======== EXCERPTED DATA ========

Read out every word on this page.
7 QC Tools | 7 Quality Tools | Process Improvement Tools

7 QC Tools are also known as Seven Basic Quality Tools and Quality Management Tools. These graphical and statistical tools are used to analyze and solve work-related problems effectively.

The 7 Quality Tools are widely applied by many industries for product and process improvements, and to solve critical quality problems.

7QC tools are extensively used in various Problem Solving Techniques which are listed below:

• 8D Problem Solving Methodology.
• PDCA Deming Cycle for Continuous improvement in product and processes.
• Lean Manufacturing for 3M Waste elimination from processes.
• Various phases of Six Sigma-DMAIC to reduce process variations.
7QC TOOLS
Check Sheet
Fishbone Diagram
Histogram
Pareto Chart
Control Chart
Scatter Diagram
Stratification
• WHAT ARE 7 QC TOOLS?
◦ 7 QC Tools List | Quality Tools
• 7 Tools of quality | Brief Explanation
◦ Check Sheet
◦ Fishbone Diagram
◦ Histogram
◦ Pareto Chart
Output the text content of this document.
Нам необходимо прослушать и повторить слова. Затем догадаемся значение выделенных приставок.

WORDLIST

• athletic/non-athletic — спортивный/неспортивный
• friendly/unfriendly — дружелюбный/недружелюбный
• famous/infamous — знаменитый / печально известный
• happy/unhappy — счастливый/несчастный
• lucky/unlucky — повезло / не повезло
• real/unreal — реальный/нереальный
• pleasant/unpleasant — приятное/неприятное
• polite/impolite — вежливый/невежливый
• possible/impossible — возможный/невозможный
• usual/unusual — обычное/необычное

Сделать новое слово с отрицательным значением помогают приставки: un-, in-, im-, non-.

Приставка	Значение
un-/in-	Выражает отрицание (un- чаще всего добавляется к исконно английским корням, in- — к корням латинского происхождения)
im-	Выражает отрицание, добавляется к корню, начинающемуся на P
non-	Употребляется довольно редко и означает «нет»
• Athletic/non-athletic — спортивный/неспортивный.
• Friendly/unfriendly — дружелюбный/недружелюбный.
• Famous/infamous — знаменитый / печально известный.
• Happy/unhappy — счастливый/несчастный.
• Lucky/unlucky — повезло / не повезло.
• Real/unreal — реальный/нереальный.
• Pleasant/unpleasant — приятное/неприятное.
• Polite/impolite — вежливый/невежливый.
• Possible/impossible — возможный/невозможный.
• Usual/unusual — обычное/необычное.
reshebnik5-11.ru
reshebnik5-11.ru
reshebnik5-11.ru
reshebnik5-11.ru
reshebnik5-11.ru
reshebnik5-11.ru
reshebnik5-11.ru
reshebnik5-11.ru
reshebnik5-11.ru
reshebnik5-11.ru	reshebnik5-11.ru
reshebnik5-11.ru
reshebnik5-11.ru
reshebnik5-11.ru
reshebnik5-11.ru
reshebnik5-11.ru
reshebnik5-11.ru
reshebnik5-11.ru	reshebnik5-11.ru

========

TASK STATEMENT:
Give all of the entries again, word for word.

TASK RESPONSE:
Read out every word on this page.
7 QC Tools | 7 Quality Tools | Process Improvement Tools

7 QC Tools are also known as Seven Basic Quality Tools and Quality Management Tools. These graphical and statistical tools are used to analyze and solve work-related problems effectively.

The 7 Quality Tools are widely applied by many industries for product and process improvements, and to solve critical quality problems.

7QC tools are extensively used in various Problem Solving Techniques which are listed below:

• 8D Problem Solving Methodology.
• PDCA Deming Cycle for Continuous improvement in product and processes.
• Lean Manufacturing for 3M Waste elimination from processes.
• Various phases of Six Sigma-DMAIC to reduce process variations.
7QC TOOLS
Check Sheet
Fishbone Diagram
Histogram
Pareto Chart
Control Chart
Scatter Diagram
Stratification
• WHAT ARE 7 QC TOOLS?
◦ 7 QC Tools List | Quality Tools
• 7 Tools of quality | Brief Explanation
◦ Check Sheet
◦ Fishbone Diagram
◦ Histogram
◦ Pareto Chart
Output the text content of this document.
Нам необходимо прослушать и повторить слова. Затем догадаемся значение выделенных приставок.

WORDLIST

• athletic/non-athletic — спортивный/неспортивный
• friendly/unfriendly — дружелюбный/недружелюбный
• famous/infamous — знаменитый / печально известный
• happy/unhappy — счастливый/несчастный
• lucky/unlucky — повезло / не повезло
• real/unreal — реальный/нереальный
• pleasant/unpleasant — приятное/неприятное
• polite/impolite — вежливый/невежливый
• possible/impossible — возможный/невозможный
• usual/unusual — обычное/необычное

Сделать новое слово с отрицательным значением помогают приставки: un-, in-, im-, non-.

Приставка	Значение
un-/in-	Выражает отрицание (un- чаще всего добавляется к исконно английским корням, in- — к корням латинского происхождения)
im-	Выражает отрицание, добавляется к корню, начинающемуся на P
non-	Употребляется довольно редко и означает «нет»
• Athletic/non-athletic — спортивный/неспортивный.
• Friendly/unfriendly — дружелюбный/недружелюбный.
• Famous/infamous — знаменитый / печально известный.
• Happy/unhappy — счастливый/несчастный.
• Lucky/unlucky — повезло / не повезло.
• Real/unreal — реальный/нереальный.
• Pleasant/unpleasant — приятное/неприятное.
• Polite/impolite — вежливый/невежливый.
• Possible/impossible — возможный/невозможный.
• Usual/unusual — обычное/необычное.
reshebnik5-11.ru
reshebnik5-11.ru
reshebnik5-11.ru
reshebnik5-11.ru
reshebnik5-11.ru
reshebnik5-11.ru
reshebnik5-11.ru
reshebnik5-11.ru
reshebnik5-11.ru
reshebnik5-11.ru	reshebnik5-11.ru
reshebnik5-11.ru
reshebnik5-11.ru
reshebnik5-11.ru
reshebnik5-11.ru
reshebnik5-11.ru
reshebnik5-11.ru
reshebnik5-11.ru	reshebnik5-11.ru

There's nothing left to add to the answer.